▶ [What the task requires]: Copy every entry word for word, but skip the pictures.

▶ [Data listing]:
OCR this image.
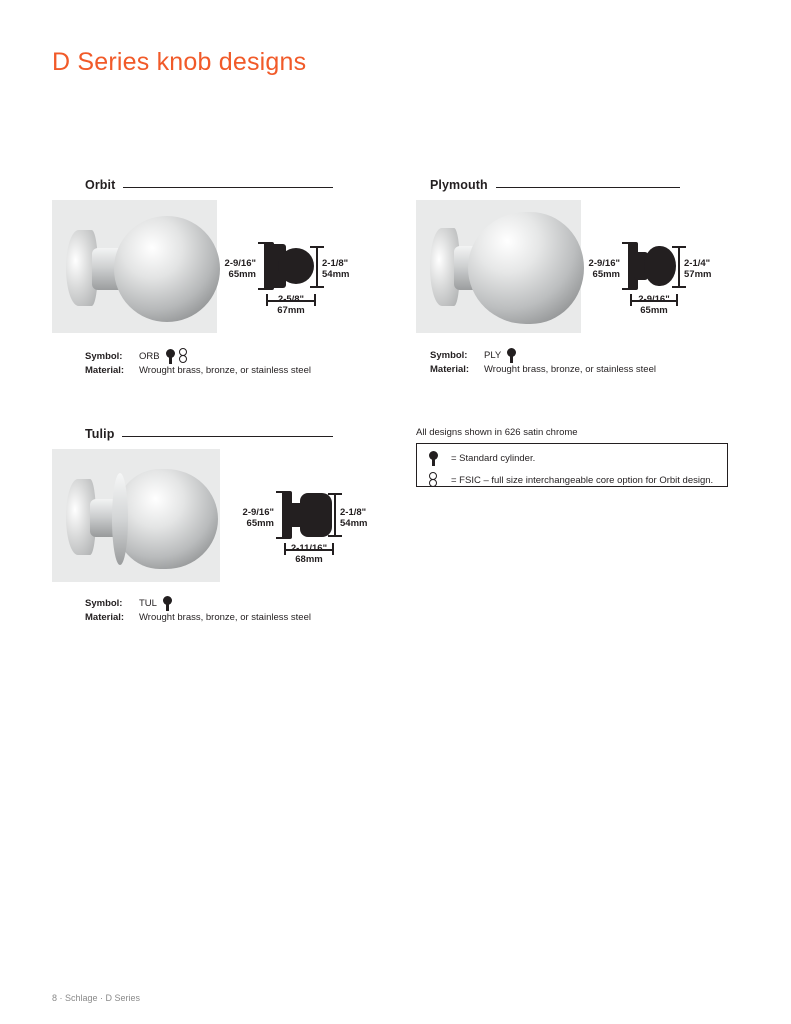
D Series knob designs
Orbit
2-9/16"
65mm
2-1/8"
54mm
2-5/8"
67mm
Symbol:	ORB
Material:	Wrought brass, bronze, or stainless steel
Plymouth
2-9/16"
65mm
2-1/4"
57mm
2-9/16"
65mm
Symbol:	PLY
Material:	Wrought brass, bronze, or stainless steel
Tulip
2-9/16"
65mm
2-1/8"
54mm
2-11/16"
68mm
Symbol:	TUL
Material:	Wrought brass, bronze, or stainless steel
All designs shown in 626 satin chrome
= Standard cylinder.
= FSIC – full size interchangeable core option for Orbit design.
8 · Schlage · D Series
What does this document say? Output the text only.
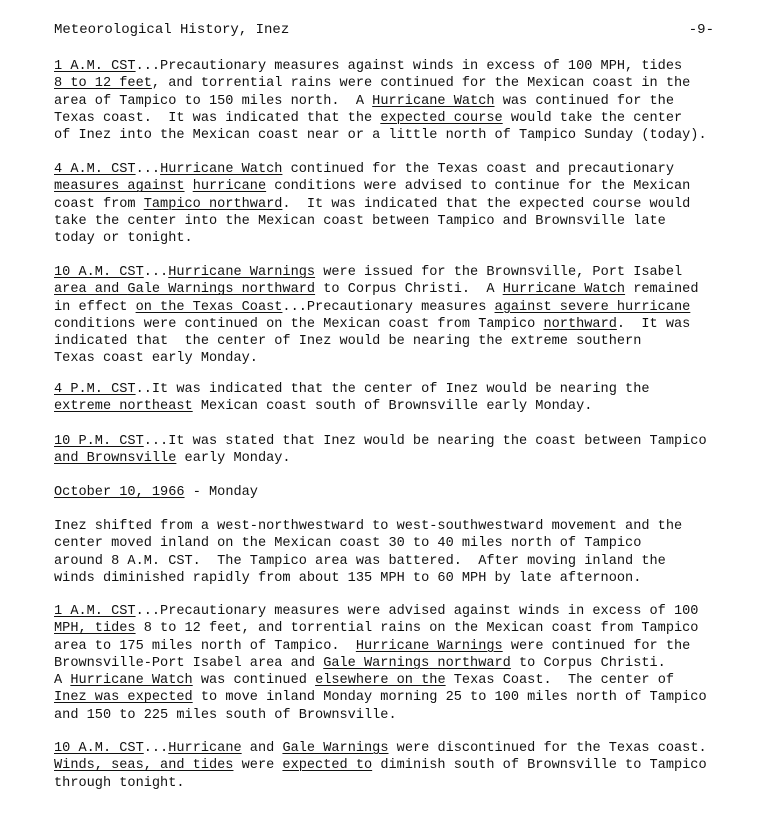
Meteorological History, Inez	-9-
1 A.M. CST...Precautionary measures against winds in excess of 100 MPH, tides
8 to 12 feet, and torrential rains were continued for the Mexican coast in the
area of Tampico to 150 miles north.  A Hurricane Watch was continued for the
Texas coast.  It was indicated that the expected course would take the center
of Inez into the Mexican coast near or a little north of Tampico Sunday (today).
4 A.M. CST...Hurricane Watch continued for the Texas coast and precautionary
measures against hurricane conditions were advised to continue for the Mexican
coast from Tampico northward.  It was indicated that the expected course would
take the center into the Mexican coast between Tampico and Brownsville late
today or tonight.
10 A.M. CST...Hurricane Warnings were issued for the Brownsville, Port Isabel
area and Gale Warnings northward to Corpus Christi.  A Hurricane Watch remained
in effect on the Texas Coast...Precautionary measures against severe hurricane
conditions were continued on the Mexican coast from Tampico northward.  It was
indicated that  the center of Inez would be nearing the extreme southern
Texas coast early Monday.
4 P.M. CST..It was indicated that the center of Inez would be nearing the
extreme northeast Mexican coast south of Brownsville early Monday.
10 P.M. CST...It was stated that Inez would be nearing the coast between Tampico
and Brownsville early Monday.
October 10, 1966 - Monday
Inez shifted from a west-northwestward to west-southwestward movement and the
center moved inland on the Mexican coast 30 to 40 miles north of Tampico
around 8 A.M. CST.  The Tampico area was battered.  After moving inland the
winds diminished rapidly from about 135 MPH to 60 MPH by late afternoon.
1 A.M. CST...Precautionary measures were advised against winds in excess of 100
MPH, tides 8 to 12 feet, and torrential rains on the Mexican coast from Tampico
area to 175 miles north of Tampico.  Hurricane Warnings were continued for the
Brownsville-Port Isabel area and Gale Warnings northward to Corpus Christi.
A Hurricane Watch was continued elsewhere on the Texas Coast.  The center of
Inez was expected to move inland Monday morning 25 to 100 miles north of Tampico
and 150 to 225 miles south of Brownsville.
10 A.M. CST...Hurricane and Gale Warnings were discontinued for the Texas coast.
Winds, seas, and tides were expected to diminish south of Brownsville to Tampico
through tonight.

▶ [Finished task]:
OCR this image.
D Series knob designs
Orbit
2-9/16"
65mm
2-1/8"
54mm
2-5/8"
67mm
Symbol:	ORB
Material:	Wrought brass, bronze, or stainless steel
Plymouth
2-9/16"
65mm
2-1/4"
57mm
2-9/16"
65mm
Symbol:	PLY
Material:	Wrought brass, bronze, or stainless steel
Tulip
2-9/16"
65mm
2-1/8"
54mm
2-11/16"
68mm
Symbol:	TUL
Material:	Wrought brass, bronze, or stainless steel
All designs shown in 626 satin chrome
= Standard cylinder.
= FSIC – full size interchangeable core option for Orbit design.
8 · Schlage · D Series
What does this document say? Output the text only.
Meteorological History, Inez	-9-
1 A.M. CST...Precautionary measures against winds in excess of 100 MPH, tides
8 to 12 feet, and torrential rains were continued for the Mexican coast in the
area of Tampico to 150 miles north.  A Hurricane Watch was continued for the
Texas coast.  It was indicated that the expected course would take the center
of Inez into the Mexican coast near or a little north of Tampico Sunday (today).
4 A.M. CST...Hurricane Watch continued for the Texas coast and precautionary
measures against hurricane conditions were advised to continue for the Mexican
coast from Tampico northward.  It was indicated that the expected course would
take the center into the Mexican coast between Tampico and Brownsville late
today or tonight.
10 A.M. CST...Hurricane Warnings were issued for the Brownsville, Port Isabel
area and Gale Warnings northward to Corpus Christi.  A Hurricane Watch remained
in effect on the Texas Coast...Precautionary measures against severe hurricane
conditions were continued on the Mexican coast from Tampico northward.  It was
indicated that  the center of Inez would be nearing the extreme southern
Texas coast early Monday.
4 P.M. CST..It was indicated that the center of Inez would be nearing the
extreme northeast Mexican coast south of Brownsville early Monday.
10 P.M. CST...It was stated that Inez would be nearing the coast between Tampico
and Brownsville early Monday.
October 10, 1966 - Monday
Inez shifted from a west-northwestward to west-southwestward movement and the
center moved inland on the Mexican coast 30 to 40 miles north of Tampico
around 8 A.M. CST.  The Tampico area was battered.  After moving inland the
winds diminished rapidly from about 135 MPH to 60 MPH by late afternoon.
1 A.M. CST...Precautionary measures were advised against winds in excess of 100
MPH, tides 8 to 12 feet, and torrential rains on the Mexican coast from Tampico
area to 175 miles north of Tampico.  Hurricane Warnings were continued for the
Brownsville-Port Isabel area and Gale Warnings northward to Corpus Christi.
A Hurricane Watch was continued elsewhere on the Texas Coast.  The center of
Inez was expected to move inland Monday morning 25 to 100 miles north of Tampico
and 150 to 225 miles south of Brownsville.
10 A.M. CST...Hurricane and Gale Warnings were discontinued for the Texas coast.
Winds, seas, and tides were expected to diminish south of Brownsville to Tampico
through tonight.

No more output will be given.